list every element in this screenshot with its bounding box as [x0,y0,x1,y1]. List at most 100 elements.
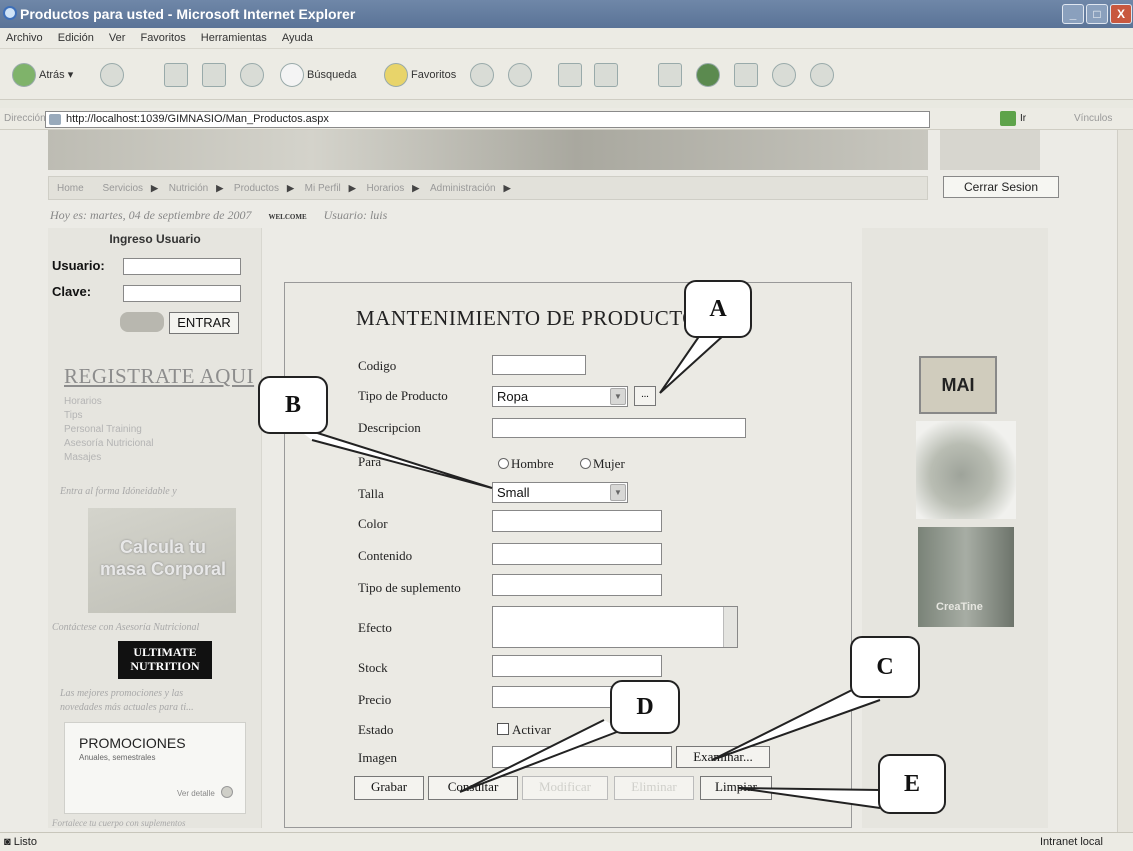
links-label[interactable]: Vínculos [1074,108,1112,130]
close-button[interactable]: X [1110,4,1132,24]
codigo-input[interactable] [492,355,586,375]
home-button[interactable] [236,61,267,89]
tipo-producto-select[interactable]: Ropa ▼ [492,386,628,407]
nav-home[interactable]: Home [57,183,84,194]
research-button[interactable] [730,61,761,89]
sidebar-note: Entra al forma Idóneidable y [60,486,177,497]
menu-edicion[interactable]: Edición [58,32,94,44]
radio-icon [498,458,509,469]
nav-servicios[interactable]: Servicios [102,183,143,194]
label-imagen: Imagen [358,750,397,765]
consultar-button[interactable]: Consultar [428,776,518,800]
ultimate-nutrition-logo[interactable]: ULTIMATE NUTRITION [118,641,212,679]
login-image-button[interactable] [120,312,164,332]
maximize-button[interactable]: □ [1086,4,1108,24]
nav-nutricion[interactable]: Nutrición [169,183,208,194]
history-button[interactable] [466,61,497,89]
status-bar: ◙ Listo Intranet local [0,832,1133,851]
para-mujer-radio[interactable]: Mujer [580,456,625,472]
menu-ver[interactable]: Ver [109,32,126,44]
sidebar-link-asesoria[interactable]: Asesoría Nutricional [64,437,153,450]
label-talla: Talla [358,486,384,501]
limpiar-button[interactable]: Limpiar [700,776,772,800]
edit-button[interactable] [590,61,621,89]
supplement-bottle-image: CreaTine [918,527,1014,627]
descripcion-input[interactable] [492,418,746,438]
favorites-button[interactable]: Favoritos [380,61,456,89]
search-button[interactable]: Búsqueda [276,61,357,89]
messenger-button[interactable] [692,61,723,89]
examinar-button[interactable]: Examinar... [676,746,770,768]
sidebar-note: Las mejores promociones y las [60,688,184,699]
stop-icon [164,63,188,88]
eliminar-button[interactable]: Eliminar [614,776,694,800]
refresh-button[interactable] [198,61,229,89]
textarea-scrollbar[interactable] [723,607,737,647]
stop-button[interactable] [160,61,191,89]
grapes-image [916,421,1016,519]
mai-banner-image[interactable]: MAI [919,356,997,414]
user-input[interactable] [123,258,241,275]
stock-input[interactable] [492,655,662,677]
sidebar-link-training[interactable]: Personal Training [64,423,142,436]
promo-detail-link[interactable]: Ver detalle [177,789,215,798]
logout-button[interactable]: Cerrar Sesion [943,176,1059,198]
nav-mi-perfil[interactable]: Mi Perfil [305,183,341,194]
status-text: Listo [13,836,37,848]
nav-productos[interactable]: Productos [234,183,279,194]
back-button[interactable]: Atrás ▾ [8,61,73,89]
users-button[interactable] [806,61,837,89]
label-descripcion: Descripcion [358,420,421,435]
print-button[interactable] [554,61,585,89]
date-text: Hoy es: martes, 04 de septiembre de 2007 [50,208,252,222]
label-stock: Stock [358,660,388,675]
para-hombre-radio[interactable]: Hombre [498,456,554,472]
label-para: Para [358,454,382,469]
address-input[interactable]: http://localhost:1039/GIMNASIO/Man_Produ… [45,111,930,128]
tool-button[interactable] [768,61,799,89]
label-codigo: Codigo [358,358,397,373]
enter-button[interactable]: ENTRAR [169,312,239,334]
menu-ayuda[interactable]: Ayuda [282,32,313,44]
sidebar-link-tips[interactable]: Tips [64,409,83,422]
grabar-button[interactable]: Grabar [354,776,424,800]
calc-mass-banner[interactable]: Calcula tu masa Corporal [88,508,236,613]
browser-toolbar: Atrás ▾ Búsqueda Favoritos [0,48,1133,100]
nav-administracion[interactable]: Administración [430,183,496,194]
contenido-input[interactable] [492,543,662,565]
efecto-textarea[interactable] [492,606,738,648]
tool-icon [772,63,796,88]
label-efecto: Efecto [358,620,392,635]
go-arrow-icon[interactable] [1000,111,1016,126]
label-estado: Estado [358,722,394,737]
welcome-text: WELCOME [268,213,307,221]
discuss-button[interactable] [654,61,685,89]
sidebar-link-horarios[interactable]: Horarios [64,395,102,408]
user-text: Usuario: luis [323,208,388,222]
minimize-button[interactable]: _ [1062,4,1084,24]
promo-box[interactable]: PROMOCIONES Anuales, semestrales Ver det… [64,722,246,814]
label-color: Color [358,516,388,531]
go-button[interactable]: Ir [1020,108,1026,130]
mail-icon [508,63,532,88]
menu-herramientas[interactable]: Herramientas [201,32,267,44]
sidebar-link-masajes[interactable]: Masajes [64,451,101,464]
vertical-scrollbar[interactable] [1117,130,1133,832]
nav-horarios[interactable]: Horarios [366,183,404,194]
imagen-file-input[interactable] [492,746,672,768]
tipo-suplemento-input[interactable] [492,574,662,596]
color-input[interactable] [492,510,662,532]
tipo-producto-browse-button[interactable]: ... [634,386,656,406]
talla-select[interactable]: Small ▼ [492,482,628,503]
menu-archivo[interactable]: Archivo [6,32,43,44]
password-input[interactable] [123,285,241,302]
chevron-down-icon: ▼ [610,388,626,405]
register-link[interactable]: REGISTRATE AQUI [64,364,254,389]
forward-button[interactable] [96,61,127,89]
radio-icon [580,458,591,469]
menu-favoritos[interactable]: Favoritos [140,32,185,44]
modificar-button[interactable]: Modificar [522,776,608,800]
estado-checkbox[interactable]: Activar [497,722,551,738]
label-tipo-suplemento: Tipo de suplemento [358,580,461,595]
mail-button[interactable] [504,61,535,89]
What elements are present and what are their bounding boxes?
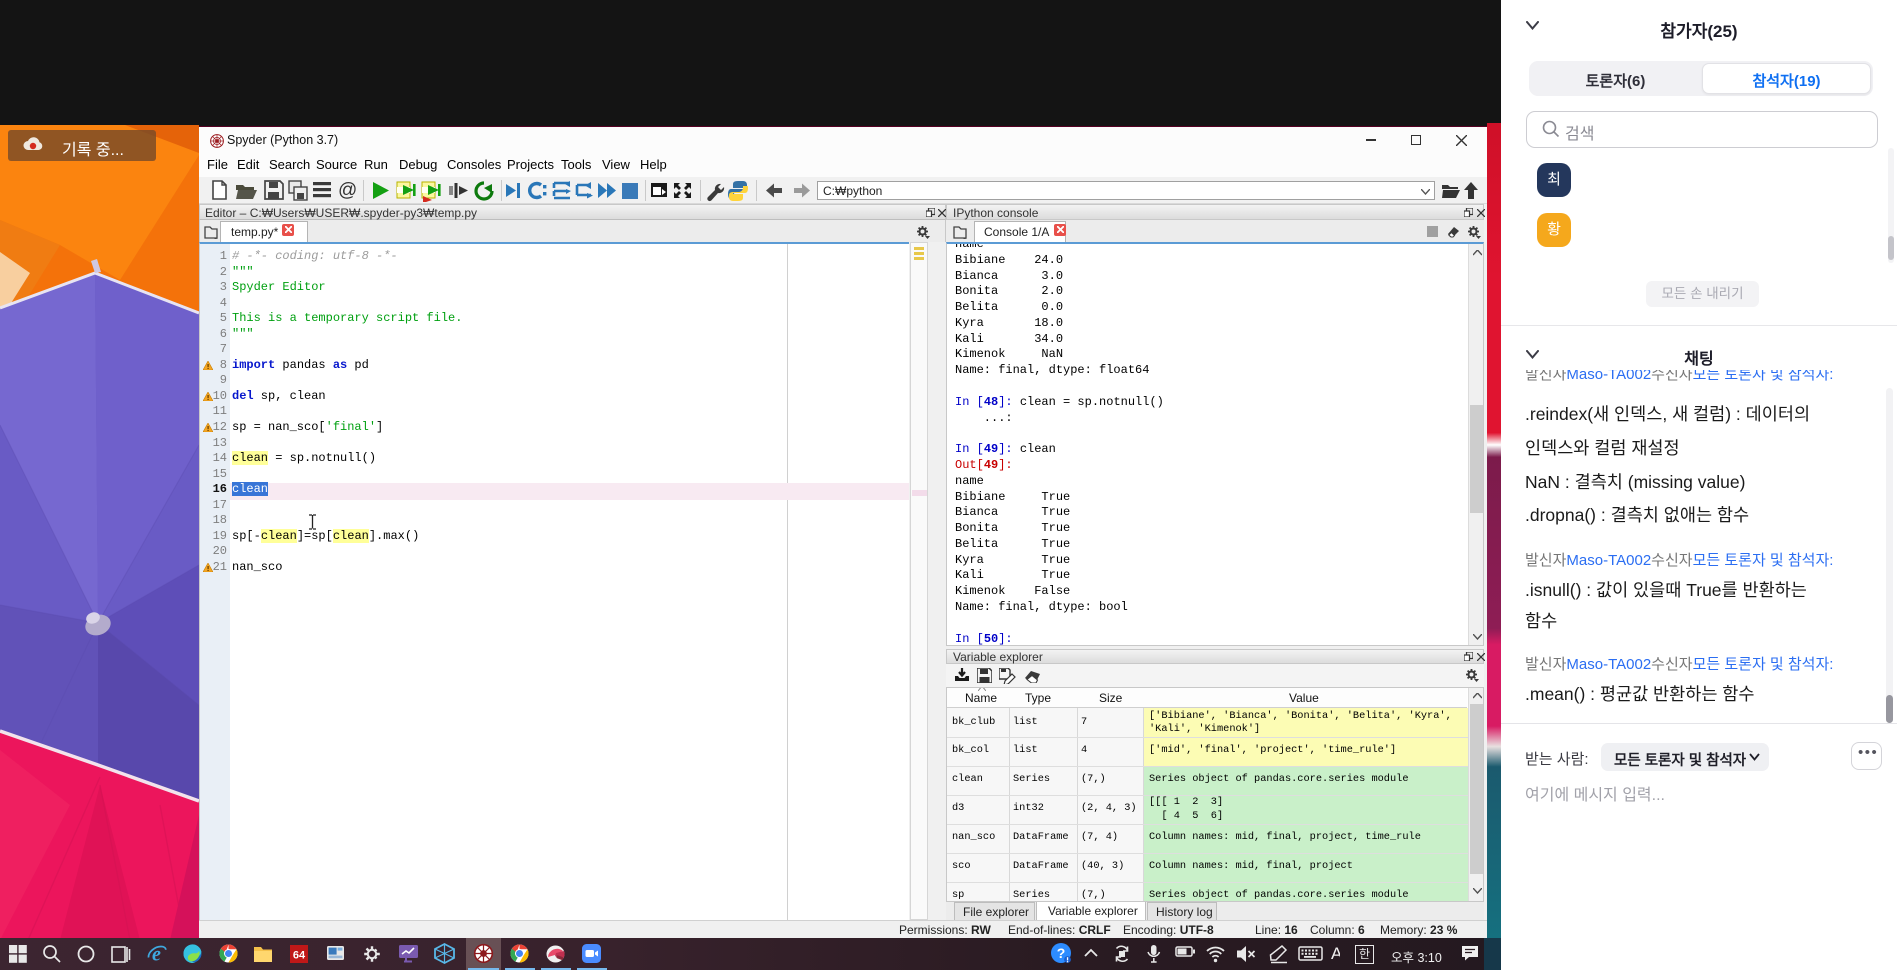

# PROBLEM DETAILS
Reproduce all of the data above with every occurrence of "interactable" replaced by "clickable", leaving everything else unchanged. Omit the pictures from your answer.

# RIGHT ANSWER
list every element in this screenshot with its bounding box as [x0,y0,x1,y1]. List at most 100 elements.
links-label[clickable]: Vínculos [1074,108,1112,130]
close-button[clickable]: X [1110,4,1132,24]
codigo-input[clickable] [492,355,586,375]
home-button[clickable] [236,61,267,89]
tipo-producto-select[clickable]: Ropa ▼ [492,386,628,407]
nav-home[clickable]: Home [57,183,84,194]
research-button[clickable] [730,61,761,89]
sidebar-note: Entra al forma Idóneidable y [60,486,177,497]
menu-edicion[clickable]: Edición [58,32,94,44]
radio-icon [498,458,509,469]
nav-servicios[clickable]: Servicios [102,183,143,194]
label-imagen: Imagen [358,750,397,765]
consultar-button[clickable]: Consultar [428,776,518,800]
ultimate-nutrition-logo[clickable]: ULTIMATE NUTRITION [118,641,212,679]
login-image-button[clickable] [120,312,164,332]
maximize-button[clickable]: □ [1086,4,1108,24]
nav-nutricion[clickable]: Nutrición [169,183,208,194]
history-button[clickable] [466,61,497,89]
status-bar: ◙ Listo Intranet local [0,832,1133,851]
para-mujer-radio[clickable]: Mujer [580,456,625,472]
menu-ver[clickable]: Ver [109,32,126,44]
sidebar-link-asesoria[clickable]: Asesoría Nutricional [64,437,153,450]
label-talla: Talla [358,486,384,501]
limpiar-button[clickable]: Limpiar [700,776,772,800]
edit-button[clickable] [590,61,621,89]
supplement-bottle-image: CreaTine [918,527,1014,627]
descripcion-input[clickable] [492,418,746,438]
favorites-button[clickable]: Favoritos [380,61,456,89]
search-button[clickable]: Búsqueda [276,61,357,89]
messenger-button[clickable] [692,61,723,89]
examinar-button[clickable]: Examinar... [676,746,770,768]
sidebar-note: Las mejores promociones y las [60,688,184,699]
stop-icon [164,63,188,88]
eliminar-button[clickable]: Eliminar [614,776,694,800]
refresh-button[clickable] [198,61,229,89]
textarea-scrollbar[clickable] [723,607,737,647]
stop-button[clickable] [160,61,191,89]
grapes-image [916,421,1016,519]
mai-banner-image[clickable]: MAI [919,356,997,414]
user-input[clickable] [123,258,241,275]
stock-input[clickable] [492,655,662,677]
sidebar-link-training[clickable]: Personal Training [64,423,142,436]
promo-detail-link[clickable]: Ver detalle [177,789,215,798]
logout-button[clickable]: Cerrar Sesion [943,176,1059,198]
nav-mi-perfil[clickable]: Mi Perfil [305,183,341,194]
status-text: Listo [13,836,37,848]
nav-productos[clickable]: Productos [234,183,279,194]
back-button[clickable]: Atrás ▾ [8,61,73,89]
users-button[clickable] [806,61,837,89]
label-descripcion: Descripcion [358,420,421,435]
print-button[clickable] [554,61,585,89]
date-text: Hoy es: martes, 04 de septiembre de 2007 [50,208,252,222]
label-stock: Stock [358,660,388,675]
para-hombre-radio[clickable]: Hombre [498,456,554,472]
label-para: Para [358,454,382,469]
address-input[clickable]: http://localhost:1039/GIMNASIO/Man_Produ… [45,111,930,128]
tool-button[clickable] [768,61,799,89]
label-codigo: Codigo [358,358,397,373]
enter-button[clickable]: ENTRAR [169,312,239,334]
menu-ayuda[clickable]: Ayuda [282,32,313,44]
sidebar-link-tips[clickable]: Tips [64,409,83,422]
grabar-button[clickable]: Grabar [354,776,424,800]
calc-mass-banner[clickable]: Calcula tu masa Corporal [88,508,236,613]
browser-toolbar: Atrás ▾ Búsqueda Favoritos [0,48,1133,100]
nav-administracion[clickable]: Administración [430,183,496,194]
contenido-input[clickable] [492,543,662,565]
efecto-textarea[clickable] [492,606,738,648]
tool-icon [772,63,796,88]
label-efecto: Efecto [358,620,392,635]
go-arrow-icon[clickable] [1000,111,1016,126]
label-estado: Estado [358,722,394,737]
welcome-text: WELCOME [268,213,307,221]
discuss-button[clickable] [654,61,685,89]
sidebar-link-horarios[clickable]: Horarios [64,395,102,408]
user-text: Usuario: luis [323,208,388,222]
minimize-button[clickable]: _ [1062,4,1084,24]
promo-box[clickable]: PROMOCIONES Anuales, semestrales Ver det… [64,722,246,814]
label-color: Color [358,516,388,531]
go-button[clickable]: Ir [1020,108,1026,130]
mail-icon [508,63,532,88]
menu-herramientas[clickable]: Herramientas [201,32,267,44]
sidebar-link-masajes[clickable]: Masajes [64,451,101,464]
vertical-scrollbar[clickable] [1117,130,1133,832]
nav-horarios[clickable]: Horarios [366,183,404,194]
imagen-file-input[clickable] [492,746,672,768]
tipo-suplemento-input[clickable] [492,574,662,596]
color-input[clickable] [492,510,662,532]
tipo-producto-browse-button[clickable]: ... [634,386,656,406]
talla-select[clickable]: Small ▼ [492,482,628,503]
menu-archivo[clickable]: Archivo [6,32,43,44]
password-input[clickable] [123,285,241,302]
chevron-down-icon: ▼ [610,388,626,405]
register-link[clickable]: REGISTRATE AQUI [64,364,254,389]
forward-button[clickable] [96,61,127,89]
radio-icon [580,458,591,469]
menu-favoritos[clickable]: Favoritos [140,32,185,44]
modificar-button[clickable]: Modificar [522,776,608,800]
estado-checkbox[clickable]: Activar [497,722,551,738]
label-tipo-suplemento: Tipo de suplemento [358,580,461,595]
mail-button[clickable] [504,61,535,89]
What elements are present and what are their bounding boxes?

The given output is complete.